>> Start
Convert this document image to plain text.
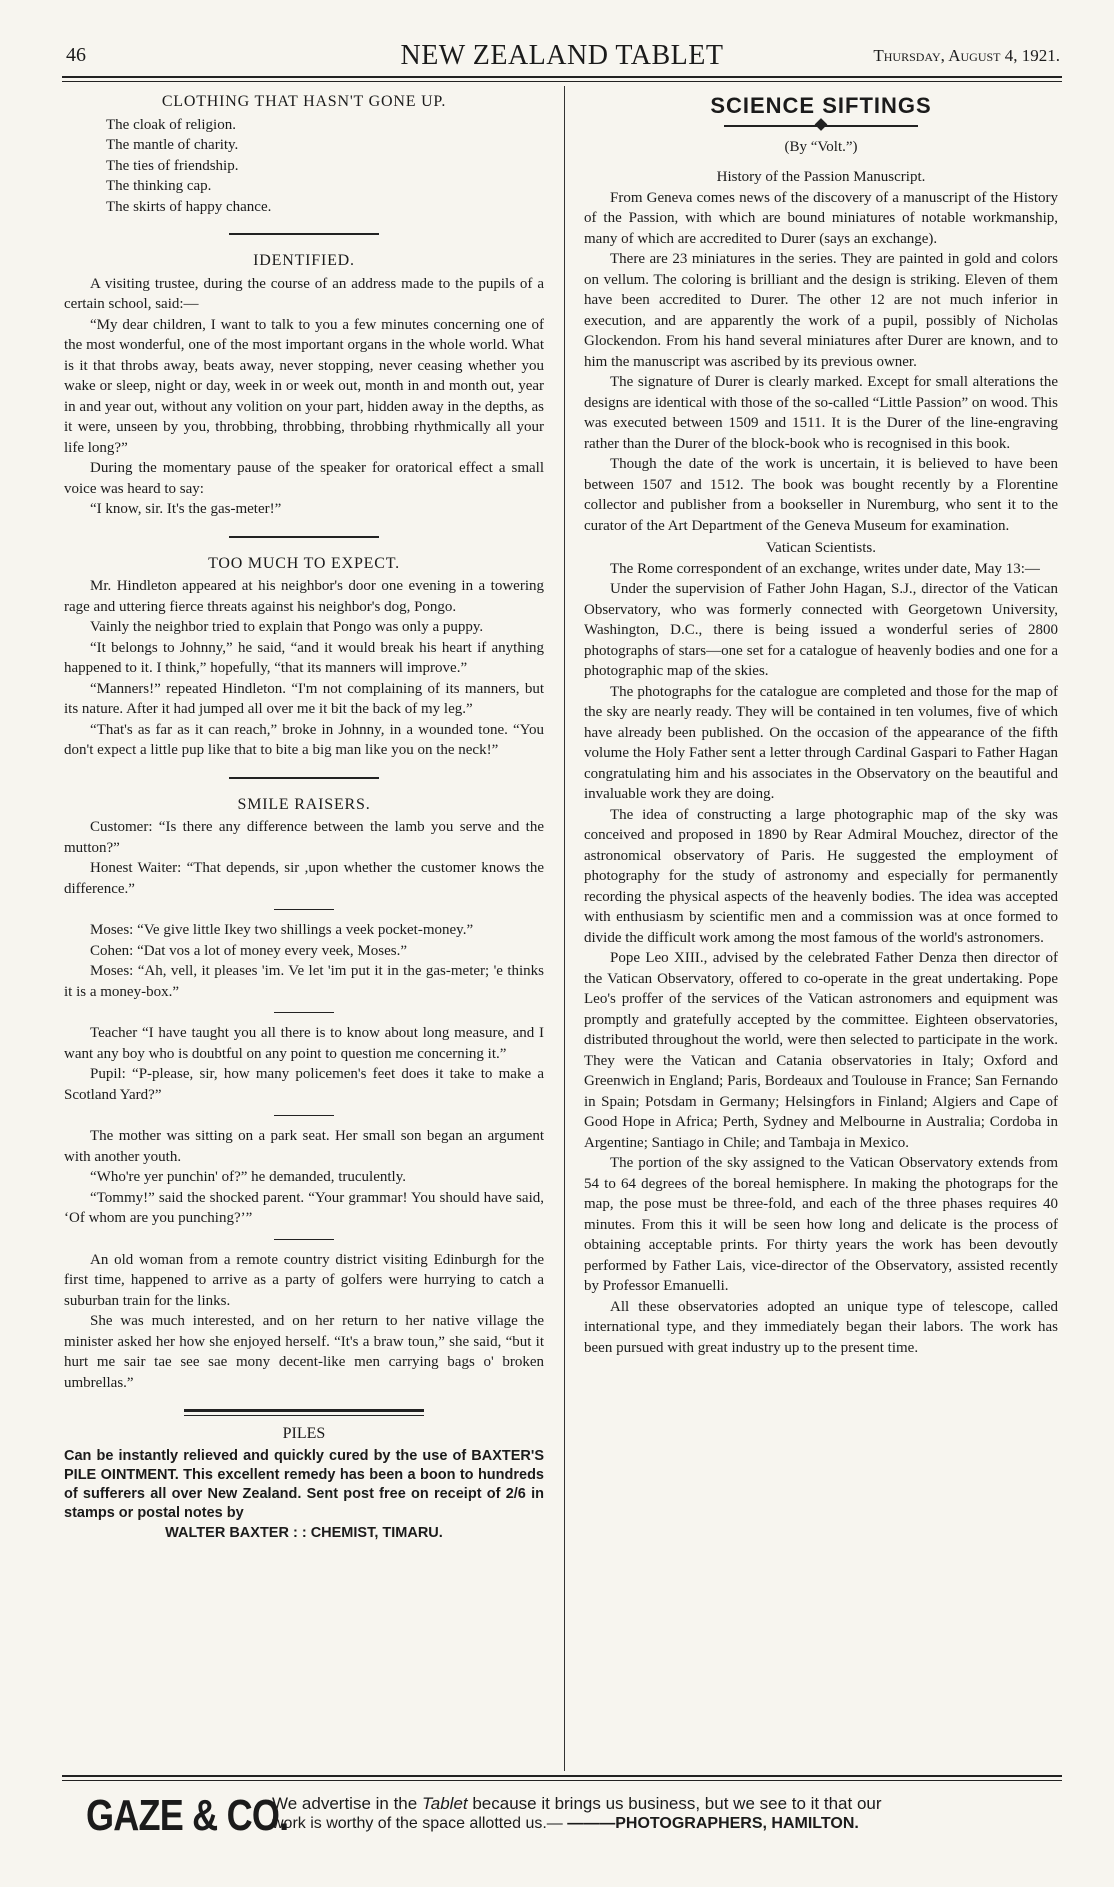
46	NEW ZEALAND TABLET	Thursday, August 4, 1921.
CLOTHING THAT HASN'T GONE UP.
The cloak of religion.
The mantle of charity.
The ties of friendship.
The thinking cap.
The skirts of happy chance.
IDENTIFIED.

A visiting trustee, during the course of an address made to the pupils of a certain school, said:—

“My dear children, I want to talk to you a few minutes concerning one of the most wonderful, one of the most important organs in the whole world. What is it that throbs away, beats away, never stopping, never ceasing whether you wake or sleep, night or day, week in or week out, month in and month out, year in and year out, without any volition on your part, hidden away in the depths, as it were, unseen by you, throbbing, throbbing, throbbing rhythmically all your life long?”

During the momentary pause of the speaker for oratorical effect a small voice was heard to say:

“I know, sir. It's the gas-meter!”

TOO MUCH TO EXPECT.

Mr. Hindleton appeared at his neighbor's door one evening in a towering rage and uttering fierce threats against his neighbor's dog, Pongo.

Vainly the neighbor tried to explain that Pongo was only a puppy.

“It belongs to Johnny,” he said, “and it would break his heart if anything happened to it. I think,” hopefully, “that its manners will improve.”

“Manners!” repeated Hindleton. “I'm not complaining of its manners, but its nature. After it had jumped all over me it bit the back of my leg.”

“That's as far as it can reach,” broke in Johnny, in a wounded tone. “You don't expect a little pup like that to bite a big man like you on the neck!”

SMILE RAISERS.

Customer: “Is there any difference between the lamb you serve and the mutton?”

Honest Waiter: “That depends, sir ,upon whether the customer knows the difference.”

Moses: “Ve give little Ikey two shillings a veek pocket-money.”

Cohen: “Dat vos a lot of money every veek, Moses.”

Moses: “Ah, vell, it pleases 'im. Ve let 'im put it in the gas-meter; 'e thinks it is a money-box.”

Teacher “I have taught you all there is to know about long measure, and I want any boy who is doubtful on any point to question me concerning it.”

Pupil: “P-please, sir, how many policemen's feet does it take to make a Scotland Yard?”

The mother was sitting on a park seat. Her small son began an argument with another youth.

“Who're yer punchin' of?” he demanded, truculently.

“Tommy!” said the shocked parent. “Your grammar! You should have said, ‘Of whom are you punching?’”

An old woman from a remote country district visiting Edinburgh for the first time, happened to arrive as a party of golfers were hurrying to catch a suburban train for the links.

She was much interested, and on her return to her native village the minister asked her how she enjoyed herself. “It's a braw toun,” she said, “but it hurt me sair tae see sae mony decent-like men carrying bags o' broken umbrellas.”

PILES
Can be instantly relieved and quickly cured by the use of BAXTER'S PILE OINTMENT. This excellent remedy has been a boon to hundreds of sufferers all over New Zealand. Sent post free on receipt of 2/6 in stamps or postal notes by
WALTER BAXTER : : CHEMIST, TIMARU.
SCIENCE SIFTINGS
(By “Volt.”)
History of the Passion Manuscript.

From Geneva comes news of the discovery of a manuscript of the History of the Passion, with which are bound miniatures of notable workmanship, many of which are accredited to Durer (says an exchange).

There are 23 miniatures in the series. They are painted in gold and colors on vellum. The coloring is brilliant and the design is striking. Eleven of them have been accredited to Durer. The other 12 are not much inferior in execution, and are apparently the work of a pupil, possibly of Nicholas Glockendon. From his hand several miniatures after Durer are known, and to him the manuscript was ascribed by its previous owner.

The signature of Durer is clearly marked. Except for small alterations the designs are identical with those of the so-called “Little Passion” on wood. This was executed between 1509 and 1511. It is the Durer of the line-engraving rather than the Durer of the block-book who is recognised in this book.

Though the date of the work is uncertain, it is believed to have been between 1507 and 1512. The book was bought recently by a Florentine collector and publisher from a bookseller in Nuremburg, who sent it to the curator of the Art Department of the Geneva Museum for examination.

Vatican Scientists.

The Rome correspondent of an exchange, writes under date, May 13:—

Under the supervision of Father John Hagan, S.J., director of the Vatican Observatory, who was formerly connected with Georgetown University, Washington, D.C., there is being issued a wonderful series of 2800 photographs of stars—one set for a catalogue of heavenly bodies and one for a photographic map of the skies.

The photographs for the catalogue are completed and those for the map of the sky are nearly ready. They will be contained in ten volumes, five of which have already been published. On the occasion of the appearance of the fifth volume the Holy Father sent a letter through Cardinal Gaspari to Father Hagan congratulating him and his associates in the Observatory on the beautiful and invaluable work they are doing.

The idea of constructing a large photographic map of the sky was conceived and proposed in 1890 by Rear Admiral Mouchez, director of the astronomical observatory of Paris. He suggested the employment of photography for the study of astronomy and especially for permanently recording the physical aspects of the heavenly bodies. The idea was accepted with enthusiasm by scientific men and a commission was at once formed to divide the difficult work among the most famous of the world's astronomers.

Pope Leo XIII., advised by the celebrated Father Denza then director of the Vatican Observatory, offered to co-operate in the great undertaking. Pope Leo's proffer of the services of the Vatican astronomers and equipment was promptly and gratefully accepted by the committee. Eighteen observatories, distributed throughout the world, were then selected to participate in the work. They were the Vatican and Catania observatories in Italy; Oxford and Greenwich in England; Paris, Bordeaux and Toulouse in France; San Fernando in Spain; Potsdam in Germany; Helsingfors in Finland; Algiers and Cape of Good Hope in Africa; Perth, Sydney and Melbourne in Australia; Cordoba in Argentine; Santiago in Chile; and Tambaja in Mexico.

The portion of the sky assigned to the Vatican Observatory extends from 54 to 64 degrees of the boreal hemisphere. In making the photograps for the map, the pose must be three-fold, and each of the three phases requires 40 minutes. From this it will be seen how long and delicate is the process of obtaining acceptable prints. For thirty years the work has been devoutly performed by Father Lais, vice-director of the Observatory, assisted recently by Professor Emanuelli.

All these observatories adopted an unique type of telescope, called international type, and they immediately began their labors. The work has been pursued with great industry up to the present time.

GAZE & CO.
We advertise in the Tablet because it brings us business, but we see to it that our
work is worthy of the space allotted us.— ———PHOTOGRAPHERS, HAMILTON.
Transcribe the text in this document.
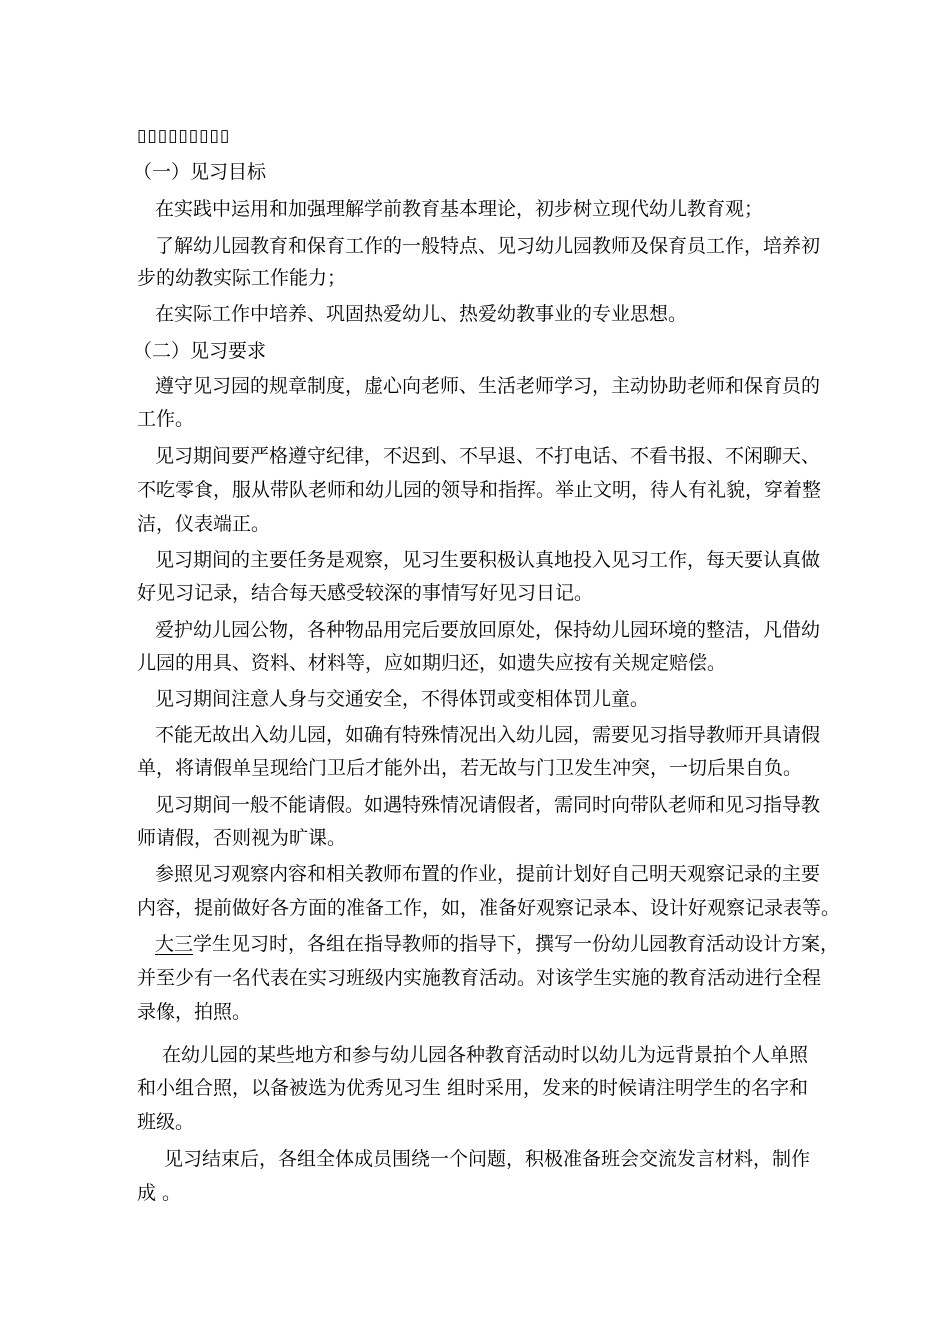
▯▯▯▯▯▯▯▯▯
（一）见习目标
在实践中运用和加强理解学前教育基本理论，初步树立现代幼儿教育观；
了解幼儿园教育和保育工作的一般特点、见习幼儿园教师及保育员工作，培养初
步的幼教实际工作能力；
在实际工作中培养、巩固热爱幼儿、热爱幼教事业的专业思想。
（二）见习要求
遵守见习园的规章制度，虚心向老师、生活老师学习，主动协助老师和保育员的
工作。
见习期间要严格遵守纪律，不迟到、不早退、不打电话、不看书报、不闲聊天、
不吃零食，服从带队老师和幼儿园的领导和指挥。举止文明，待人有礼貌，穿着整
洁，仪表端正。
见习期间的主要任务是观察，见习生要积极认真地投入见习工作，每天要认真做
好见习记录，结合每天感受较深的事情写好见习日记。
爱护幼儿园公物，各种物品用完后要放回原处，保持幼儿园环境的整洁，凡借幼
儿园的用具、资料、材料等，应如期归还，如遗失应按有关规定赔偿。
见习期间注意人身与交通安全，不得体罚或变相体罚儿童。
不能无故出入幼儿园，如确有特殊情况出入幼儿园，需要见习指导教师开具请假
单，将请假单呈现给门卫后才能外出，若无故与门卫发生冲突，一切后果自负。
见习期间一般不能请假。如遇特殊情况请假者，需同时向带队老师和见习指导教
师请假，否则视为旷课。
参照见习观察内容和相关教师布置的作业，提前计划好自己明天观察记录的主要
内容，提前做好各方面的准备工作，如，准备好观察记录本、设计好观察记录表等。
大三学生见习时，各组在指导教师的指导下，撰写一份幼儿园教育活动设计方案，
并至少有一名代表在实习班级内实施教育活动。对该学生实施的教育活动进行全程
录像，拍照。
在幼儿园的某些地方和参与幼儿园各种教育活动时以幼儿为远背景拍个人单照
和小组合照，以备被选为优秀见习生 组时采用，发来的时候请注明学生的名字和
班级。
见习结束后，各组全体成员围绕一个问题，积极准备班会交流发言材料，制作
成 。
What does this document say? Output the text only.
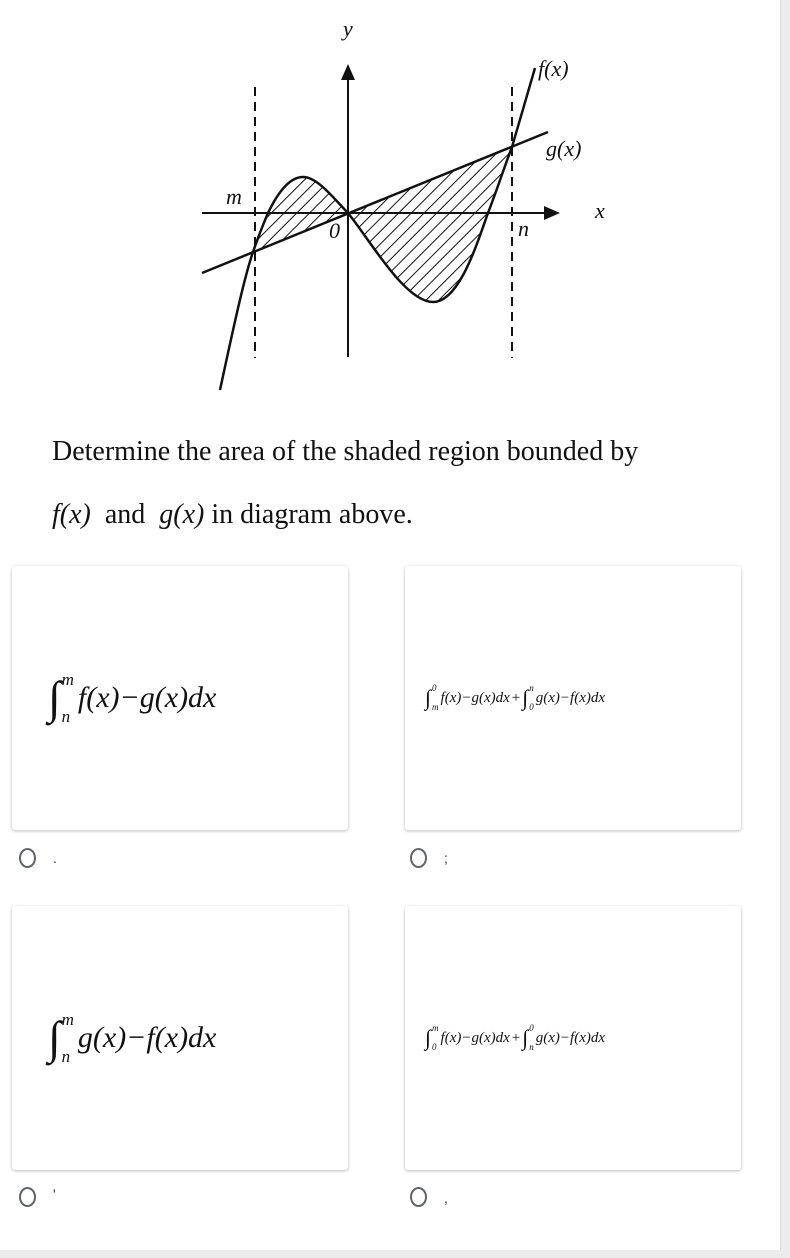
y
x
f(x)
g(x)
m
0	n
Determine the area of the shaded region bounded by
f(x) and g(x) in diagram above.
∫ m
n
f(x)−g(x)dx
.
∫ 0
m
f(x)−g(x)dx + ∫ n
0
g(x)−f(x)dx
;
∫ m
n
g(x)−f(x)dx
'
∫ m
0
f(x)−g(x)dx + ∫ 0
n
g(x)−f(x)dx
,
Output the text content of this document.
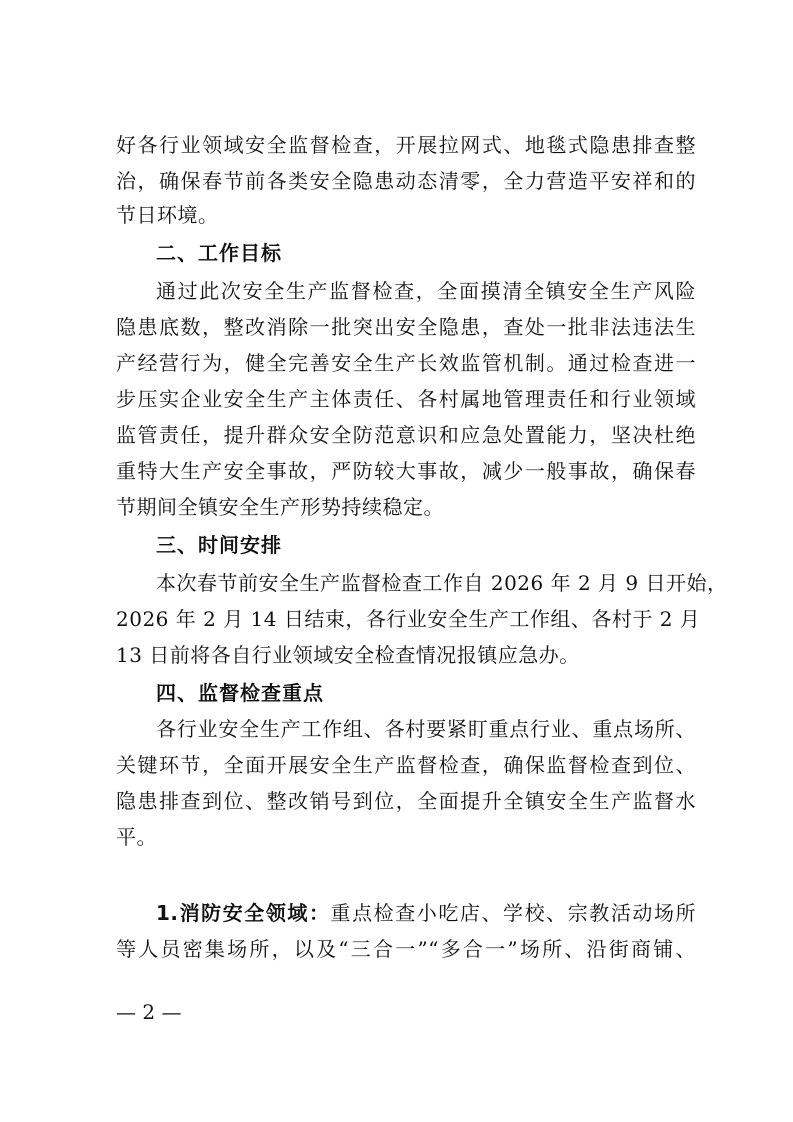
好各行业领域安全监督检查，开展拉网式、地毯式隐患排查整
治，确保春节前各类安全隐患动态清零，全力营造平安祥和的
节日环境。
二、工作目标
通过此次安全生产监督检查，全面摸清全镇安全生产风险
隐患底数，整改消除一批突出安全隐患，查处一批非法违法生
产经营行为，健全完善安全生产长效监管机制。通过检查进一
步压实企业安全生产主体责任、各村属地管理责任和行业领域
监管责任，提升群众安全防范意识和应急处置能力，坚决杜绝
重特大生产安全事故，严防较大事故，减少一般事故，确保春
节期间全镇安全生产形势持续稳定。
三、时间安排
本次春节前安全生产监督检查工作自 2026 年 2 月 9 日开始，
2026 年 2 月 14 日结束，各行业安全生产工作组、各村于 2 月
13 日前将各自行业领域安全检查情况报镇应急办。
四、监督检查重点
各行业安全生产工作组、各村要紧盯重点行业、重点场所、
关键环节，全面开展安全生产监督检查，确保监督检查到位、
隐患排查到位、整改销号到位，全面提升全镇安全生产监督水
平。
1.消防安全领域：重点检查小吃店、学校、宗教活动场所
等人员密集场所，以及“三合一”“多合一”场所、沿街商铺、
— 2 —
>> End
** Problem to solve **
Take the line that contains "Output the text content of this document." and every line after it up to the end of the records above, and restate them exactly, without the pictures.

** Right answer **
Output the text content of this document.
好各行业领域安全监督检查，开展拉网式、地毯式隐患排查整
治，确保春节前各类安全隐患动态清零，全力营造平安祥和的
节日环境。
二、工作目标
通过此次安全生产监督检查，全面摸清全镇安全生产风险
隐患底数，整改消除一批突出安全隐患，查处一批非法违法生
产经营行为，健全完善安全生产长效监管机制。通过检查进一
步压实企业安全生产主体责任、各村属地管理责任和行业领域
监管责任，提升群众安全防范意识和应急处置能力，坚决杜绝
重特大生产安全事故，严防较大事故，减少一般事故，确保春
节期间全镇安全生产形势持续稳定。
三、时间安排
本次春节前安全生产监督检查工作自 2026 年 2 月 9 日开始，
2026 年 2 月 14 日结束，各行业安全生产工作组、各村于 2 月
13 日前将各自行业领域安全检查情况报镇应急办。
四、监督检查重点
各行业安全生产工作组、各村要紧盯重点行业、重点场所、
关键环节，全面开展安全生产监督检查，确保监督检查到位、
隐患排查到位、整改销号到位，全面提升全镇安全生产监督水
平。
1.消防安全领域：重点检查小吃店、学校、宗教活动场所
等人员密集场所，以及“三合一”“多合一”场所、沿街商铺、
— 2 —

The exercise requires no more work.